Material shown
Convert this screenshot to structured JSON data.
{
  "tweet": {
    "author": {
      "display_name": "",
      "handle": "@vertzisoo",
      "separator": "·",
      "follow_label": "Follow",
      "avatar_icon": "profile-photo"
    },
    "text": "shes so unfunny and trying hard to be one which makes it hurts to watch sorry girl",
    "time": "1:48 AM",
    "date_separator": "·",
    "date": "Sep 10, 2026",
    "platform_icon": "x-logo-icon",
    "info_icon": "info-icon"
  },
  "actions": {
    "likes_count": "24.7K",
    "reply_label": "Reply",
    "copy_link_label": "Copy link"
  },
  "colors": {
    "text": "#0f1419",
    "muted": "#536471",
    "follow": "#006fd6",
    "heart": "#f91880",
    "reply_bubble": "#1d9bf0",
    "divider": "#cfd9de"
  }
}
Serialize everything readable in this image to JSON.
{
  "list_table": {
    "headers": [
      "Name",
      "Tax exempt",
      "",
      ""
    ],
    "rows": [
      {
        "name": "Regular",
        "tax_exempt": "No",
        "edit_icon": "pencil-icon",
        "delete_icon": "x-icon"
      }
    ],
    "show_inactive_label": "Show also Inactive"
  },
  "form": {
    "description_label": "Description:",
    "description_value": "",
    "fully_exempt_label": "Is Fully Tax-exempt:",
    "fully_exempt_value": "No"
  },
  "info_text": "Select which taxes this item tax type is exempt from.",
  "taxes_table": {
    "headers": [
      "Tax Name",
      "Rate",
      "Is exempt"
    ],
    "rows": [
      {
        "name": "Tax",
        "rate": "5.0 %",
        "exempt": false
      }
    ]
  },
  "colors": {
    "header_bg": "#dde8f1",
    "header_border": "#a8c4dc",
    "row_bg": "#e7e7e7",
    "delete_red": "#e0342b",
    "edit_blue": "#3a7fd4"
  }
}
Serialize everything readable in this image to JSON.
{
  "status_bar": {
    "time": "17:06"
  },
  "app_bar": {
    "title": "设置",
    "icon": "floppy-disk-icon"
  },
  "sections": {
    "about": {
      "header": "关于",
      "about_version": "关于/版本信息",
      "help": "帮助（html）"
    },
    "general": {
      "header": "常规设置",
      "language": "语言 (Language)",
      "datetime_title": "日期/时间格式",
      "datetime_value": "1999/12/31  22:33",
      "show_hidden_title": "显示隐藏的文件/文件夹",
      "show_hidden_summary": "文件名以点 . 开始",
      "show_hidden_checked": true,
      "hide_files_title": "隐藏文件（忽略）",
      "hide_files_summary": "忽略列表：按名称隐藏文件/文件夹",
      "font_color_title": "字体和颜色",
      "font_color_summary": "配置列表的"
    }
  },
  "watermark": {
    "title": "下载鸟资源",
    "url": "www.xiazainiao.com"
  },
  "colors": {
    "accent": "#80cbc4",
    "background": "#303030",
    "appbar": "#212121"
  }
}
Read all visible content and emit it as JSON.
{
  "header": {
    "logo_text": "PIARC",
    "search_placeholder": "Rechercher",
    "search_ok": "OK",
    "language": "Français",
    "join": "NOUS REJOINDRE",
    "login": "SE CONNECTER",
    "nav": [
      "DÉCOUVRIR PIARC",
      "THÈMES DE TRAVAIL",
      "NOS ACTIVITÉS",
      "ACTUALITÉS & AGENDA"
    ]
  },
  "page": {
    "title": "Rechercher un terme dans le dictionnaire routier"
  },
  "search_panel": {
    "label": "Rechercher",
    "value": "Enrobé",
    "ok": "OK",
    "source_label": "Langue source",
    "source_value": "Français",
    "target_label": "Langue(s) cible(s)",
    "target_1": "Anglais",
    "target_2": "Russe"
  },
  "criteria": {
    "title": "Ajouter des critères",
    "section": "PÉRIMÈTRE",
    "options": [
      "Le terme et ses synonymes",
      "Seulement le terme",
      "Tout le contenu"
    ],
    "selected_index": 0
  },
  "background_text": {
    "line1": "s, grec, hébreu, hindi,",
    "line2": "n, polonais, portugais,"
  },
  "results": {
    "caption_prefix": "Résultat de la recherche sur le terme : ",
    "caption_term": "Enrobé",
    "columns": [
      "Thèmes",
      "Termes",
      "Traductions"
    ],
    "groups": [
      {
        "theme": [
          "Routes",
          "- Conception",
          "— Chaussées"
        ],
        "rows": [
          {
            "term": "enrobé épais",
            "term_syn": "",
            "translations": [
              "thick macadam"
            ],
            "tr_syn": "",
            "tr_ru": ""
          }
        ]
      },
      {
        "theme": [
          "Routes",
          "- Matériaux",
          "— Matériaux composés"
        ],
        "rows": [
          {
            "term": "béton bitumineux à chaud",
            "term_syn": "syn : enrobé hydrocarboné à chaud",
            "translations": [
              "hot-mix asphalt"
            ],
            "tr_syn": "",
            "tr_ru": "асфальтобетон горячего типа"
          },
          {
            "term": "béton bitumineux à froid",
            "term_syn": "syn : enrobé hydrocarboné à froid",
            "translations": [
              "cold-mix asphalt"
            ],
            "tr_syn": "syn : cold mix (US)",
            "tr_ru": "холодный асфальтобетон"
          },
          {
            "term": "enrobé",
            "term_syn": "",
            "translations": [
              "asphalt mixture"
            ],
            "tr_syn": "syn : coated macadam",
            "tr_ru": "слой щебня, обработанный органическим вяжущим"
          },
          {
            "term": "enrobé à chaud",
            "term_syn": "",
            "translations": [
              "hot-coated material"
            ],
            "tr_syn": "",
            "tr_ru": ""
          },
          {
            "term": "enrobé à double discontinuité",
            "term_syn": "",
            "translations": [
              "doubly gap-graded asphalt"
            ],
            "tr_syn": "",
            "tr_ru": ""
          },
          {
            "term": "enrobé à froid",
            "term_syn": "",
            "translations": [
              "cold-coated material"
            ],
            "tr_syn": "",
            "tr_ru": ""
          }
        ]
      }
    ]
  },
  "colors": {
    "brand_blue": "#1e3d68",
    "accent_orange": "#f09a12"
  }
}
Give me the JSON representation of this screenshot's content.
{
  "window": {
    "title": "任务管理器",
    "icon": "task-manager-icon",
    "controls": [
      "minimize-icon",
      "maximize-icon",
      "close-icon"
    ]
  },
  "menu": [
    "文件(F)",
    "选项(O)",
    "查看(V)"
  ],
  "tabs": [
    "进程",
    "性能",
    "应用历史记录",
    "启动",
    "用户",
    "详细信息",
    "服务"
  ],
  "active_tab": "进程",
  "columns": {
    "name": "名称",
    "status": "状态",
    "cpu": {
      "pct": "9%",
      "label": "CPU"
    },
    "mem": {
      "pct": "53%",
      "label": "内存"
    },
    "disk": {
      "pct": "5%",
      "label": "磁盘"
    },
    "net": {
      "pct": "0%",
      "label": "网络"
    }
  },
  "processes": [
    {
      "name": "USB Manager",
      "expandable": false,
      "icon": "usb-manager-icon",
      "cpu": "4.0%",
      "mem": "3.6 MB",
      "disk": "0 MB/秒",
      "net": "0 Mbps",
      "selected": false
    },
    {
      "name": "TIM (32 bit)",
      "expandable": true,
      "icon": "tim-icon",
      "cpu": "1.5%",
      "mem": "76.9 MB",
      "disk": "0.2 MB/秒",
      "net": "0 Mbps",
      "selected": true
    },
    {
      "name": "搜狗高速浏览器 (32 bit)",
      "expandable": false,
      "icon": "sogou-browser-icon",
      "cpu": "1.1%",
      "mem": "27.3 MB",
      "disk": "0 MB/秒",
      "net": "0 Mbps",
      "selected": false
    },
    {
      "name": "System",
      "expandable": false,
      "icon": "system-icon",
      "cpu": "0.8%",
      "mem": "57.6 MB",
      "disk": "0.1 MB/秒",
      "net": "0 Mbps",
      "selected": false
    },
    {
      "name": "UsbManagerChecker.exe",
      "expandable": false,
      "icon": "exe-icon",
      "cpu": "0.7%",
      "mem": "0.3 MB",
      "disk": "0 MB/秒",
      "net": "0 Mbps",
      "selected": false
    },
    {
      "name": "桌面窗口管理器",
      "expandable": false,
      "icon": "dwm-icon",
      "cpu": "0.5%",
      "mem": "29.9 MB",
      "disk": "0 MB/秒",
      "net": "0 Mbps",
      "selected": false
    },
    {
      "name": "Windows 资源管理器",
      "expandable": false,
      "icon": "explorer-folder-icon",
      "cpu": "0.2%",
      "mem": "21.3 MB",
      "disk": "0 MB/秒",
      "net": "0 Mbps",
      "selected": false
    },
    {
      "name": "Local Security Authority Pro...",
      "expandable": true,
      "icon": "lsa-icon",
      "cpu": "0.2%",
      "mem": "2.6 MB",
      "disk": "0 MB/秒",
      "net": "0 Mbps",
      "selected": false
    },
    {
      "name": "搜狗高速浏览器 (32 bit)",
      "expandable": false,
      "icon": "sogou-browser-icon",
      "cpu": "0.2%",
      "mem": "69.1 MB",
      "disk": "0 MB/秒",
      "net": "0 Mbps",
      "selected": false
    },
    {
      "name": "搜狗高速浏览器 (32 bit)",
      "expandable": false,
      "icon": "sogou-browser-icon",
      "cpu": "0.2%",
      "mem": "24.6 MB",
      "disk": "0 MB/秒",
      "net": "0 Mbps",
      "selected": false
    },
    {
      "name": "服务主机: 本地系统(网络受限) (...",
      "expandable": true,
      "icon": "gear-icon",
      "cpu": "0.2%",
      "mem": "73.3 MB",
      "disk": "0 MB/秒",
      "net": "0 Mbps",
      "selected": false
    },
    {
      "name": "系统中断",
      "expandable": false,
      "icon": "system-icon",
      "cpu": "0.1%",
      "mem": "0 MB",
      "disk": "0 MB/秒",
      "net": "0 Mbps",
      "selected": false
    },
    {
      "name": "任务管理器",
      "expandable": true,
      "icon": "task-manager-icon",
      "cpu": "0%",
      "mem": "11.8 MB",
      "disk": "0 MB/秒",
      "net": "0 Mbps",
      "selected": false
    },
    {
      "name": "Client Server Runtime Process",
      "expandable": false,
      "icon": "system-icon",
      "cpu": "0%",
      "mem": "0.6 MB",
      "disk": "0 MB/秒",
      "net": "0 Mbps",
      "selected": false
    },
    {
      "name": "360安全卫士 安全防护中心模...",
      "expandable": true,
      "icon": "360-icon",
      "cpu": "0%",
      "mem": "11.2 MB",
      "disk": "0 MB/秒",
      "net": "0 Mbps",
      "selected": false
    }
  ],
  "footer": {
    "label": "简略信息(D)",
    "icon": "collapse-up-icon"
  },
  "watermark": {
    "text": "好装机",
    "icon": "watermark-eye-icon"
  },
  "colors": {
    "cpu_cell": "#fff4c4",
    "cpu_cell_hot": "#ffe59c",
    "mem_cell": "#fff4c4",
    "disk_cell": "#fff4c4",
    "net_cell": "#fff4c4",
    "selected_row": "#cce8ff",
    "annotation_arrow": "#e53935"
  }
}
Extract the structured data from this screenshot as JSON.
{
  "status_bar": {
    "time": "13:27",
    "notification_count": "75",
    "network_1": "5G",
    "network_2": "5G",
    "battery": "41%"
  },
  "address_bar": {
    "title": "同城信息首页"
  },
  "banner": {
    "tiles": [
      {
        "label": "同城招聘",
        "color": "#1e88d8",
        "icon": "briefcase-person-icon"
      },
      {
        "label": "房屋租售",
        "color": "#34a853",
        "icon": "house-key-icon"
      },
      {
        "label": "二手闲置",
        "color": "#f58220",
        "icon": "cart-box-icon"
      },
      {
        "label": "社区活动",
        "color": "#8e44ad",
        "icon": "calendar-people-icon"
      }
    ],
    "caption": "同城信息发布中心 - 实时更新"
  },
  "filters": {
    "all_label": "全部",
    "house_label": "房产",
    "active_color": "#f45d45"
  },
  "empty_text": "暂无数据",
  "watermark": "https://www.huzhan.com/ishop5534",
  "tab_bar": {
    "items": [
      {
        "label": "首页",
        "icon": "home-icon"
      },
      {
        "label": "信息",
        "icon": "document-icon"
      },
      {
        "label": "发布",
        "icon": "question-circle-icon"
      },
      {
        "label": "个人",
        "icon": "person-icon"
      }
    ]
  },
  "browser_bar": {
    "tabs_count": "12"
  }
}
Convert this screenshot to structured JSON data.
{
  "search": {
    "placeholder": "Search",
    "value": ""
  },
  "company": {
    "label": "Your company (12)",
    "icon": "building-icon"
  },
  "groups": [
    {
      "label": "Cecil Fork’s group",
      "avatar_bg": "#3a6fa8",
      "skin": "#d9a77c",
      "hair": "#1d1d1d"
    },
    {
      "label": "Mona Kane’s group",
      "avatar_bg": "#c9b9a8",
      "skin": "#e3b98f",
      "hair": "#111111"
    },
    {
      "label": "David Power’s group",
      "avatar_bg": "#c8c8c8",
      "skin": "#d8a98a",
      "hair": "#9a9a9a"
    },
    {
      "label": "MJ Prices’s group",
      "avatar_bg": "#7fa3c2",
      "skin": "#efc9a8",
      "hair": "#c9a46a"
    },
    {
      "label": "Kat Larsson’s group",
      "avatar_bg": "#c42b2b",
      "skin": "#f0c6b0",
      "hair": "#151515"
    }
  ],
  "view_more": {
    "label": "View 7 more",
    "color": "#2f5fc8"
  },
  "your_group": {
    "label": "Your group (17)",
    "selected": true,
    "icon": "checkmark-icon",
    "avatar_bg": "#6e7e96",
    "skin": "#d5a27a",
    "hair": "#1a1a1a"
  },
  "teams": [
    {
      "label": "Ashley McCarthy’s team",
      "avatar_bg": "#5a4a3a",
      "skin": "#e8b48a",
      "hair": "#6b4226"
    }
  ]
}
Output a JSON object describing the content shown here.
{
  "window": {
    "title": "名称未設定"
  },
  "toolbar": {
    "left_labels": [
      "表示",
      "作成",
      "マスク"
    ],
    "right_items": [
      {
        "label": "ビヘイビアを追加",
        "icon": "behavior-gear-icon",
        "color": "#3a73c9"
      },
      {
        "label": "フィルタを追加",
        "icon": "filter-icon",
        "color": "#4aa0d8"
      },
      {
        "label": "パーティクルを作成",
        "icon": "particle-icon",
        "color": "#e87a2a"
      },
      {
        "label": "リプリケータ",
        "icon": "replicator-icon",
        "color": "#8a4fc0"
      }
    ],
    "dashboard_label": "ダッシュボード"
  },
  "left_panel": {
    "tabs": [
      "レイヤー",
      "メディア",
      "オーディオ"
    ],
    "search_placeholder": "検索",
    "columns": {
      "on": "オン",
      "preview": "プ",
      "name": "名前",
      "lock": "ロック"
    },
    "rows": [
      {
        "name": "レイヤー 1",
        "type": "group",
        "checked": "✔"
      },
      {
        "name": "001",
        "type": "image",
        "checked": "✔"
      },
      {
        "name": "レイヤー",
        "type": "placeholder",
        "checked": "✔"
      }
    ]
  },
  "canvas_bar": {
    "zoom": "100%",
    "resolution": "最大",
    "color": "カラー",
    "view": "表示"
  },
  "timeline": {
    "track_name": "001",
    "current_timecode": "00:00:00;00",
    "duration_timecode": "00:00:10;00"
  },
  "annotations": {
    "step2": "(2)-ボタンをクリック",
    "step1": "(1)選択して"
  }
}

Task instructions
Extract each line holding the word "асфальтобетон" from the records.

Full response
            "tr_ru": "асфальтобетон горячего типа"
            "tr_ru": "холодный асфальтобетон"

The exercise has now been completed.